- _What you will do_
From the records, pick out and copy each line containing "пожаров".

- _Lines of data_
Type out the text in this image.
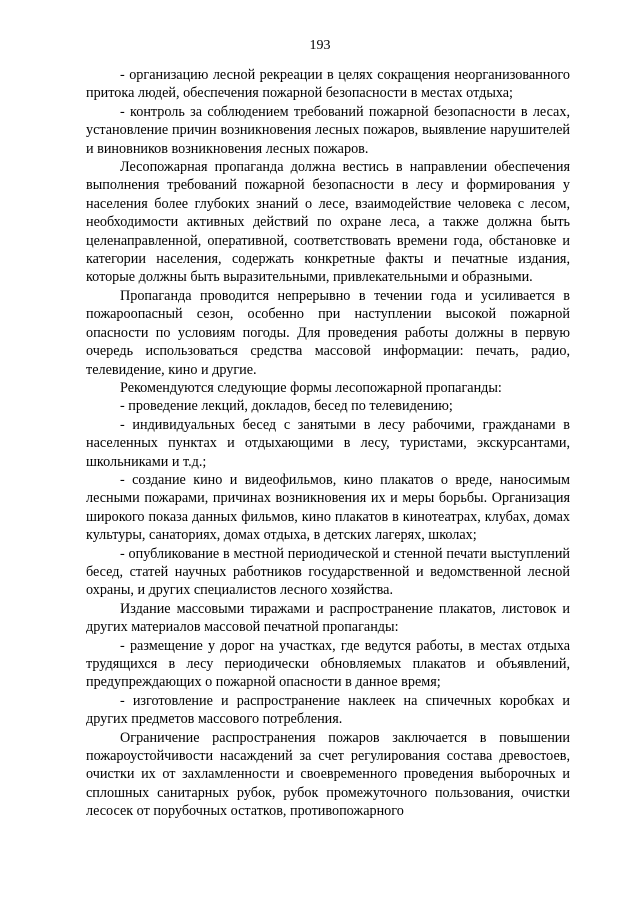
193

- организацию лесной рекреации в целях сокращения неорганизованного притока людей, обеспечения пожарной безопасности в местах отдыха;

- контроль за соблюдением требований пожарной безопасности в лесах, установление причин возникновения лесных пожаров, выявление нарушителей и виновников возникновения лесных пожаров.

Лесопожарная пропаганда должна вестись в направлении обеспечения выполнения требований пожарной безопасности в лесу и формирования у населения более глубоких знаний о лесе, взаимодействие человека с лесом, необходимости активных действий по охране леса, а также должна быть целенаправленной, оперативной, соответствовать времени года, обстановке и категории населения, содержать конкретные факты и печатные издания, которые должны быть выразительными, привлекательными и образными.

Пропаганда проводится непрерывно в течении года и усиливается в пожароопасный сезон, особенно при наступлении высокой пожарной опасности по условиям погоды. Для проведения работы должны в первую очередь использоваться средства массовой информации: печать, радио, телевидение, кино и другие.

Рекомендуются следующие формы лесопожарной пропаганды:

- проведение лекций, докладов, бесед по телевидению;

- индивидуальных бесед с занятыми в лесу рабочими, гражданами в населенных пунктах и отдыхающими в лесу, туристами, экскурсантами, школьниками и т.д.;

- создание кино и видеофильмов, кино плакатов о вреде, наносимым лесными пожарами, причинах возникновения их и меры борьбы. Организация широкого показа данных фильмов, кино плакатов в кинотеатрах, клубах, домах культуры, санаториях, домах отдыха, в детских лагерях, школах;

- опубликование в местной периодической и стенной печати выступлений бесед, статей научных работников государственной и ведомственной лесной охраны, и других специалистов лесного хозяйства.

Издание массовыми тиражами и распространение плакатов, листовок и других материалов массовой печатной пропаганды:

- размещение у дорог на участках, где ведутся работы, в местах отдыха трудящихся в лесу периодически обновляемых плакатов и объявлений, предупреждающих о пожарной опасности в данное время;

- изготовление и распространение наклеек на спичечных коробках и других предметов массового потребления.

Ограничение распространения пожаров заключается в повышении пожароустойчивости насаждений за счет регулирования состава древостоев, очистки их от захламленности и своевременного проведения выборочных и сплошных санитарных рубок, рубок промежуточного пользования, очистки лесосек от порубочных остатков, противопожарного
---
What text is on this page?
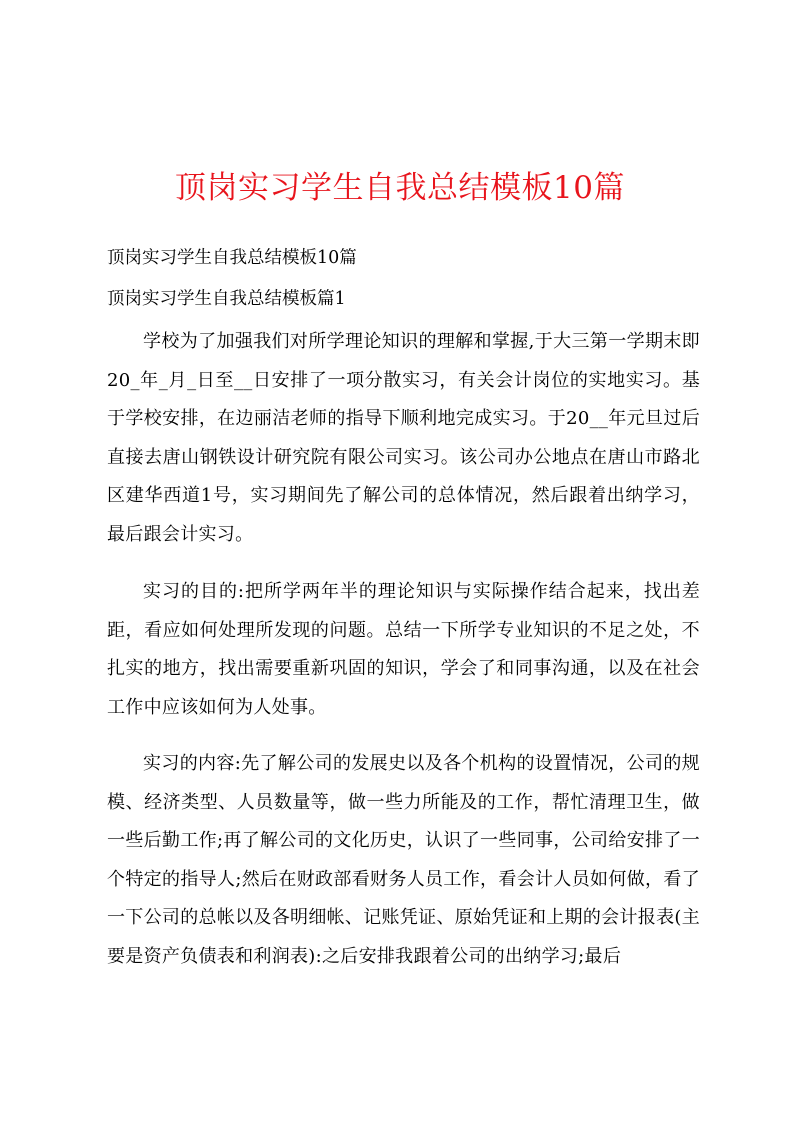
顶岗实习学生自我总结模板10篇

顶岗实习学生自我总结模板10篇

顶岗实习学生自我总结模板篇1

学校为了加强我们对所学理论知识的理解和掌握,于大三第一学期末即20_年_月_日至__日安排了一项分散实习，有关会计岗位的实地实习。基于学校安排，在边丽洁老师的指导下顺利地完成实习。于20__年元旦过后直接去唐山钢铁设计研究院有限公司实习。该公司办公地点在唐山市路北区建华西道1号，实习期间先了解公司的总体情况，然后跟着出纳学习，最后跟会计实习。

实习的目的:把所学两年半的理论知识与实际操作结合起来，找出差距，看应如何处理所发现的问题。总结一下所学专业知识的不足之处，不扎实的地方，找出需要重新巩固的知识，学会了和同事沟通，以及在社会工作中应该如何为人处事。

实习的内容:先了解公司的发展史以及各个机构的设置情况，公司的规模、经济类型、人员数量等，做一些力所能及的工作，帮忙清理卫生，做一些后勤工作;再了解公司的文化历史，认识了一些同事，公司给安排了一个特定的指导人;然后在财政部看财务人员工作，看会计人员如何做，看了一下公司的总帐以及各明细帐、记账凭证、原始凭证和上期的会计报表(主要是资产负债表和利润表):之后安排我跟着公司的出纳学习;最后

- _Result for this task_
- контроль за соблюдением требований пожарной безопасности в лесах, установление причин возникновения лесных пожаров, выявление нарушителей и виновников возникновения лесных пожаров.
Ограничение распространения пожаров заключается в повышении пожароустойчивости насаждений за счет регулирования состава древостоев, очистки их от захламленности и своевременного проведения выборочных и сплошных санитарных рубок, рубок промежуточного пользования, очистки лесосек от порубочных остатков, противопожарного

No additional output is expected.